◆ AIM OF THE TASK
From the listing that follows, extract every line and set it down unaltered.

◆ ENTRIES PROVIDED
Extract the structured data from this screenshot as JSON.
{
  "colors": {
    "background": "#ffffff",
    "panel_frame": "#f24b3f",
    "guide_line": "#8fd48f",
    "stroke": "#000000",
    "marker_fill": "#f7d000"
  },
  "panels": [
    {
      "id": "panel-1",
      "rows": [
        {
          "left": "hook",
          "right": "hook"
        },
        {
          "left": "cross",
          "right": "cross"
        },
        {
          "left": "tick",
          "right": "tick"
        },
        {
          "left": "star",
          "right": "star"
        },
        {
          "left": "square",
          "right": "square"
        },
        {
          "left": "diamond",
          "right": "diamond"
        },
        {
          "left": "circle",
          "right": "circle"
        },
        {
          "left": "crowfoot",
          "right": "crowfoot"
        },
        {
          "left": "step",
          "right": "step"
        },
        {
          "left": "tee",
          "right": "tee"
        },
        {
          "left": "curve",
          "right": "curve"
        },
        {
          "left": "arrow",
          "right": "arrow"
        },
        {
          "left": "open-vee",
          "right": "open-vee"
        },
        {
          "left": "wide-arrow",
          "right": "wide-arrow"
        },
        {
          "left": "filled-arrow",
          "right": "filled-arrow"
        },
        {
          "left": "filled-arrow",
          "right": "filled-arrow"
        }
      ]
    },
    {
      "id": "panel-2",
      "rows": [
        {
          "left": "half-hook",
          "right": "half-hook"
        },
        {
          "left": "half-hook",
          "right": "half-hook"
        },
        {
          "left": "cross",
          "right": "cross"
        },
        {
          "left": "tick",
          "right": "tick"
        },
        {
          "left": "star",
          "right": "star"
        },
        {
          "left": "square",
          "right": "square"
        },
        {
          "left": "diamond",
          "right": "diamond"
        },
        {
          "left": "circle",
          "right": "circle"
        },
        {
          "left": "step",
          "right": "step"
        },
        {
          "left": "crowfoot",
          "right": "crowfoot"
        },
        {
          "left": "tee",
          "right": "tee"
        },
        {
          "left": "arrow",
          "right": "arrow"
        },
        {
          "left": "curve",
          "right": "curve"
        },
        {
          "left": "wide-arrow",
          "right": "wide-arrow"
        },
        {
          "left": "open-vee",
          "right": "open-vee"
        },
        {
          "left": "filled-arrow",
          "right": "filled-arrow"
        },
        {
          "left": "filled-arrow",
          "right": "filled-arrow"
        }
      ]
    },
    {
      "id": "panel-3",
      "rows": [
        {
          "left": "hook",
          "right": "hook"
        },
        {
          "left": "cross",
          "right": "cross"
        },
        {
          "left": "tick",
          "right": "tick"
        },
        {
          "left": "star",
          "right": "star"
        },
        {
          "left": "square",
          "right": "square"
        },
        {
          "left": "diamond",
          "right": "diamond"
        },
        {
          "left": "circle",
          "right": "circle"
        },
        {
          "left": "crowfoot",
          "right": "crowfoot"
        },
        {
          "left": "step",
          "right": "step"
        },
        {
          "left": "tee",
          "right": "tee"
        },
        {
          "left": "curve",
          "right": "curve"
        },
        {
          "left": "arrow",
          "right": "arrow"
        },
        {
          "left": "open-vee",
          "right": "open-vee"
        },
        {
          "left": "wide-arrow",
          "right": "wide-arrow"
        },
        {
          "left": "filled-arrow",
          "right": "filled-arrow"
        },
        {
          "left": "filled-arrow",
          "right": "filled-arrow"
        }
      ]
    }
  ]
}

◆ WRITTEN RESPONSE
Extract the structured data from this screenshot as JSON.
{
  "colors": {
    "background": "#ffffff",
    "panel_frame": "#f24b3f",
    "guide_line": "#8fd48f",
    "stroke": "#000000",
    "marker_fill": "#f7d000"
  },
  "panels": [
    {
      "id": "panel-1",
      "rows": [
        {
          "left": "hook",
          "right": "hook"
        },
        {
          "left": "cross",
          "right": "cross"
        },
        {
          "left": "tick",
          "right": "tick"
        },
        {
          "left": "star",
          "right": "star"
        },
        {
          "left": "square",
          "right": "square"
        },
        {
          "left": "diamond",
          "right": "diamond"
        },
        {
          "left": "circle",
          "right": "circle"
        },
        {
          "left": "crowfoot",
          "right": "crowfoot"
        },
        {
          "left": "step",
          "right": "step"
        },
        {
          "left": "tee",
          "right": "tee"
        },
        {
          "left": "curve",
          "right": "curve"
        },
        {
          "left": "arrow",
          "right": "arrow"
        },
        {
          "left": "open-vee",
          "right": "open-vee"
        },
        {
          "left": "wide-arrow",
          "right": "wide-arrow"
        },
        {
          "left": "filled-arrow",
          "right": "filled-arrow"
        },
        {
          "left": "filled-arrow",
          "right": "filled-arrow"
        }
      ]
    },
    {
      "id": "panel-2",
      "rows": [
        {
          "left": "half-hook",
          "right": "half-hook"
        },
        {
          "left": "half-hook",
          "right": "half-hook"
        },
        {
          "left": "cross",
          "right": "cross"
        },
        {
          "left": "tick",
          "right": "tick"
        },
        {
          "left": "star",
          "right": "star"
        },
        {
          "left": "square",
          "right": "square"
        },
        {
          "left": "diamond",
          "right": "diamond"
        },
        {
          "left": "circle",
          "right": "circle"
        },
        {
          "left": "step",
          "right": "step"
        },
        {
          "left": "crowfoot",
          "right": "crowfoot"
        },
        {
          "left": "tee",
          "right": "tee"
        },
        {
          "left": "arrow",
          "right": "arrow"
        },
        {
          "left": "curve",
          "right": "curve"
        },
        {
          "left": "wide-arrow",
          "right": "wide-arrow"
        },
        {
          "left": "open-vee",
          "right": "open-vee"
        },
        {
          "left": "filled-arrow",
          "right": "filled-arrow"
        },
        {
          "left": "filled-arrow",
          "right": "filled-arrow"
        }
      ]
    },
    {
      "id": "panel-3",
      "rows": [
        {
          "left": "hook",
          "right": "hook"
        },
        {
          "left": "cross",
          "right": "cross"
        },
        {
          "left": "tick",
          "right": "tick"
        },
        {
          "left": "star",
          "right": "star"
        },
        {
          "left": "square",
          "right": "square"
        },
        {
          "left": "diamond",
          "right": "diamond"
        },
        {
          "left": "circle",
          "right": "circle"
        },
        {
          "left": "crowfoot",
          "right": "crowfoot"
        },
        {
          "left": "step",
          "right": "step"
        },
        {
          "left": "tee",
          "right": "tee"
        },
        {
          "left": "curve",
          "right": "curve"
        },
        {
          "left": "arrow",
          "right": "arrow"
        },
        {
          "left": "open-vee",
          "right": "open-vee"
        },
        {
          "left": "wide-arrow",
          "right": "wide-arrow"
        },
        {
          "left": "filled-arrow",
          "right": "filled-arrow"
        },
        {
          "left": "filled-arrow",
          "right": "filled-arrow"
        }
      ]
    }
  ]
}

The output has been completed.